## Supplied entries
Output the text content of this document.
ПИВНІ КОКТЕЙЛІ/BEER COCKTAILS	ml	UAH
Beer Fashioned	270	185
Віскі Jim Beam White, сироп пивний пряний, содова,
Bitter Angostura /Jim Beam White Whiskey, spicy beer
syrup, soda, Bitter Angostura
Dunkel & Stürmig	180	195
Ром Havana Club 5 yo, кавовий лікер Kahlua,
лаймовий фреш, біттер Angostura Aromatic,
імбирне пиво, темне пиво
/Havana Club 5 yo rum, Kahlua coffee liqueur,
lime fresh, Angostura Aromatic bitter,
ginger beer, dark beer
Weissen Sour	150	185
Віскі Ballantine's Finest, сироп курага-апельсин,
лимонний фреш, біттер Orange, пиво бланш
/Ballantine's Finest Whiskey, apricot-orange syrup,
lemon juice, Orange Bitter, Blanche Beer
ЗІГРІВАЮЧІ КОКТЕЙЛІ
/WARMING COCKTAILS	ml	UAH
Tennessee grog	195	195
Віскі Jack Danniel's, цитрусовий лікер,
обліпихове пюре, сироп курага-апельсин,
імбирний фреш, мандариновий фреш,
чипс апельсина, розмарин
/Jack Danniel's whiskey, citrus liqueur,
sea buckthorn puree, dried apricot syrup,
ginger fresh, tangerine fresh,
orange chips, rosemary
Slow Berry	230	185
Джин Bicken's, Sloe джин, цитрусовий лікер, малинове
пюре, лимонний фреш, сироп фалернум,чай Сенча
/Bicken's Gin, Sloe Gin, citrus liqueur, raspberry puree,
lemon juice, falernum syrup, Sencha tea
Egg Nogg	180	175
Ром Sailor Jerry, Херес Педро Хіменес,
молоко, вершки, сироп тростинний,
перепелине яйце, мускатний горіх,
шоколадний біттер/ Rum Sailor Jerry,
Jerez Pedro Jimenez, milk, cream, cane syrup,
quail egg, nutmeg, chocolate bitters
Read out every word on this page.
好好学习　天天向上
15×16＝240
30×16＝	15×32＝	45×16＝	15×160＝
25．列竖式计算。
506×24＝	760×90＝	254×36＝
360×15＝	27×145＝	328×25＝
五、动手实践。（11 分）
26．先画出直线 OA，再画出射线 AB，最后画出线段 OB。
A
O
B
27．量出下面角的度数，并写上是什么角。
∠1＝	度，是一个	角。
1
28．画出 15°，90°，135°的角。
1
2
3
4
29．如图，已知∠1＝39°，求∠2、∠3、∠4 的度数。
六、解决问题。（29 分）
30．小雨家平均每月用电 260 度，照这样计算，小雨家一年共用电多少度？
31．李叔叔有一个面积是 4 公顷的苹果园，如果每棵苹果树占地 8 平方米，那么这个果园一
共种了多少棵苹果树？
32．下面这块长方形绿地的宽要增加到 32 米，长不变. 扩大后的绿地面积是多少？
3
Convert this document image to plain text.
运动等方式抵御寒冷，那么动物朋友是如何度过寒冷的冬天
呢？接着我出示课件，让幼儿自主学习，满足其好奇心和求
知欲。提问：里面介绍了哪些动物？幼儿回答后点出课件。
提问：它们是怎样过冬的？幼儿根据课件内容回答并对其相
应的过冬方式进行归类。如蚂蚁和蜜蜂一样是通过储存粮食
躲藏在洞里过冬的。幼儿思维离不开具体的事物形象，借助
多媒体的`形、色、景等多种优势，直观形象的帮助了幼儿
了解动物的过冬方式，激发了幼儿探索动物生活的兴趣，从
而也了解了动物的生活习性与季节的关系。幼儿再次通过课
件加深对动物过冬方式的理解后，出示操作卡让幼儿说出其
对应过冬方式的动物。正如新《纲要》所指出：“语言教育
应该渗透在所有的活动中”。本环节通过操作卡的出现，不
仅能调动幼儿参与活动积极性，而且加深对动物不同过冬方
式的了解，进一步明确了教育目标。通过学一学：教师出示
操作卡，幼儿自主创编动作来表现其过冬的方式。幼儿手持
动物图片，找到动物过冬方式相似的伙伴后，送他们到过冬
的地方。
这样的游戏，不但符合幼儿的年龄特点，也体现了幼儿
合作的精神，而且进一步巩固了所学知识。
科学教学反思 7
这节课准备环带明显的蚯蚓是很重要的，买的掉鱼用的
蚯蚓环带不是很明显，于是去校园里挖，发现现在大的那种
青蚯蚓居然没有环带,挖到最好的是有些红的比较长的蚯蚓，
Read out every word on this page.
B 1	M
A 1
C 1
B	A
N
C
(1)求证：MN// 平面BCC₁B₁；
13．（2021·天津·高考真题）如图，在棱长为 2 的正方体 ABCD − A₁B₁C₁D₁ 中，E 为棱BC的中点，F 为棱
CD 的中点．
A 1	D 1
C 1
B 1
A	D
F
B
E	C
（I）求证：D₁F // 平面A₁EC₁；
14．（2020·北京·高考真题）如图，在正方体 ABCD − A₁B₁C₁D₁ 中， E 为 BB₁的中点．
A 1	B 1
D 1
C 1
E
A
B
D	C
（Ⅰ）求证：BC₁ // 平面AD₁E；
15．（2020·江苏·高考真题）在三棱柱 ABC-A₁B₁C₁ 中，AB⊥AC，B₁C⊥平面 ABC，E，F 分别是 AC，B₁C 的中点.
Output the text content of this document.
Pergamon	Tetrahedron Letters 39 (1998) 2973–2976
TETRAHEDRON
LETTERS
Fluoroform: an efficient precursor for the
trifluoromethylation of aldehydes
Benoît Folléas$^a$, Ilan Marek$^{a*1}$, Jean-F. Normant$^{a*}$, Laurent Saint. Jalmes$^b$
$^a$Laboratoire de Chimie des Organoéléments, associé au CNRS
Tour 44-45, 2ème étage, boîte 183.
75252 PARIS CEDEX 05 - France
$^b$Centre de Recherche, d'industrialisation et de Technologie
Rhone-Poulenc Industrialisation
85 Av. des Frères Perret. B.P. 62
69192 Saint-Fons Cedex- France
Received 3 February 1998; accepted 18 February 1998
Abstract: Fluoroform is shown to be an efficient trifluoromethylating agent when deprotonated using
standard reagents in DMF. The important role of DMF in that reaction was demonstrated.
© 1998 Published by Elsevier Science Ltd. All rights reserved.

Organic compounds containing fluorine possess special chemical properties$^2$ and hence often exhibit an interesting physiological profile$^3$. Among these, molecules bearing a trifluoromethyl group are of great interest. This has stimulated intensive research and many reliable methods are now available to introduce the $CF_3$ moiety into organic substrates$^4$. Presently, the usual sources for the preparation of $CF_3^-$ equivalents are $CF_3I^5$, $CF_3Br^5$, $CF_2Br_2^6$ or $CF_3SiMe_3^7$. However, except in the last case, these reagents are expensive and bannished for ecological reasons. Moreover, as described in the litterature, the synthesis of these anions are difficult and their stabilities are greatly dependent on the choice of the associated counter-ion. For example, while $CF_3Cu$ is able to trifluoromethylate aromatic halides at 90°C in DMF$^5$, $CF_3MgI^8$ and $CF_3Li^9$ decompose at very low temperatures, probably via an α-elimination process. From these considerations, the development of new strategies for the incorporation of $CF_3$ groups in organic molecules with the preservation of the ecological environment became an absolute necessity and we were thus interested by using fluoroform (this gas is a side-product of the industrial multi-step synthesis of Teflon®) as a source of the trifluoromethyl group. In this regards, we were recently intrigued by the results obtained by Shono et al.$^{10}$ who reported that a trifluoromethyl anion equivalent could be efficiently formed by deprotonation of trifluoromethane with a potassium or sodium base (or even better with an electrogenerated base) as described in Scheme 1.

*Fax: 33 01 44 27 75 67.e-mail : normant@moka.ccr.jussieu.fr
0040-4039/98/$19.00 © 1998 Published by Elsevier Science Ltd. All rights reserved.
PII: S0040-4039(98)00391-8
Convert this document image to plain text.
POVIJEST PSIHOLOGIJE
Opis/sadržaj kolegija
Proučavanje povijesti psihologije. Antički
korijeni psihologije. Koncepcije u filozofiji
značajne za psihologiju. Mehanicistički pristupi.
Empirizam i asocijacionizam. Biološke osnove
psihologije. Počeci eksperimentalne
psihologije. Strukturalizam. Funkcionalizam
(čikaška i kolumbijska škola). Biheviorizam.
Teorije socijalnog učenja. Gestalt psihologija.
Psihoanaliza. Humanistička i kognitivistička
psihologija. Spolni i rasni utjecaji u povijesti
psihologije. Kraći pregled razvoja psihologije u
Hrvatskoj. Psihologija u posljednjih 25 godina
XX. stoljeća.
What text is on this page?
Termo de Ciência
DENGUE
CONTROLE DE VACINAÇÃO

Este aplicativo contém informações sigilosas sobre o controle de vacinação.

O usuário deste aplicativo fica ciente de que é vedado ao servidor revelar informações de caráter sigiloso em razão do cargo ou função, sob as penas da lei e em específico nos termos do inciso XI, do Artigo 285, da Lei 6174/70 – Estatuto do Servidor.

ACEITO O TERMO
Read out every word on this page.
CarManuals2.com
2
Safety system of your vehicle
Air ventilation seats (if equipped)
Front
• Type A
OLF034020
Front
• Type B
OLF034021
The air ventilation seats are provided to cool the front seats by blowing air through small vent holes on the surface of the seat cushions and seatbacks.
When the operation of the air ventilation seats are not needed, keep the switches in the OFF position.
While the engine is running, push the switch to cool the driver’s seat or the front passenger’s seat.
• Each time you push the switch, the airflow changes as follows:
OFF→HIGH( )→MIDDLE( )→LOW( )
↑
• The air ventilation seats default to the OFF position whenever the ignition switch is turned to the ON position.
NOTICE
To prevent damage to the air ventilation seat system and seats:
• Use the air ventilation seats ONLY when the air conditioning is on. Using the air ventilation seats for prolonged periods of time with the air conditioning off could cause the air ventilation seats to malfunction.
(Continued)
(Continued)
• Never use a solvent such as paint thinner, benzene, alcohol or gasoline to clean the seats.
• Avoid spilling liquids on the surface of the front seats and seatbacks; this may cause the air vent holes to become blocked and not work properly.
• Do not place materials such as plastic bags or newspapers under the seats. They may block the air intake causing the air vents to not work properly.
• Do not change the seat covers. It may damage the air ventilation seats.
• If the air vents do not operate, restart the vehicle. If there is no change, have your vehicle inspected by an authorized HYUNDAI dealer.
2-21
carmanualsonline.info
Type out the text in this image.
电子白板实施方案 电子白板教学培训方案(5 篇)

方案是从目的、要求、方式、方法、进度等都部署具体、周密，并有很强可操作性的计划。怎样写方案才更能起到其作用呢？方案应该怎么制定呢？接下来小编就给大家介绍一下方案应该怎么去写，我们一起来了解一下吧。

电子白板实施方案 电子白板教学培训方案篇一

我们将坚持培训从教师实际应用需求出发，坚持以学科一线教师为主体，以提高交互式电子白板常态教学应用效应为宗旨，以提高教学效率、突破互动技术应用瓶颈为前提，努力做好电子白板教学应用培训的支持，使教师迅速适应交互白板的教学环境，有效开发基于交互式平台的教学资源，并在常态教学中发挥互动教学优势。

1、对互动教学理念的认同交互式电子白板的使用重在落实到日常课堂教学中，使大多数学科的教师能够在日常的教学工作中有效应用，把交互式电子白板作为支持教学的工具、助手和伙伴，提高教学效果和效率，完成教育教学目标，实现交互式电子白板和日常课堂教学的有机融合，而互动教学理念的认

## Job
Give back the lines above exactly, from the one with "Type out the text in this image." through the last line.

## Full solution
Type out the text in this image.
电子白板实施方案 电子白板教学培训方案(5 篇)

方案是从目的、要求、方式、方法、进度等都部署具体、周密，并有很强可操作性的计划。怎样写方案才更能起到其作用呢？方案应该怎么制定呢？接下来小编就给大家介绍一下方案应该怎么去写，我们一起来了解一下吧。

电子白板实施方案 电子白板教学培训方案篇一

我们将坚持培训从教师实际应用需求出发，坚持以学科一线教师为主体，以提高交互式电子白板常态教学应用效应为宗旨，以提高教学效率、突破互动技术应用瓶颈为前提，努力做好电子白板教学应用培训的支持，使教师迅速适应交互白板的教学环境，有效开发基于交互式平台的教学资源，并在常态教学中发挥互动教学优势。

1、对互动教学理念的认同交互式电子白板的使用重在落实到日常课堂教学中，使大多数学科的教师能够在日常的教学工作中有效应用，把交互式电子白板作为支持教学的工具、助手和伙伴，提高教学效果和效率，完成教育教学目标，实现交互式电子白板和日常课堂教学的有机融合，而互动教学理念的认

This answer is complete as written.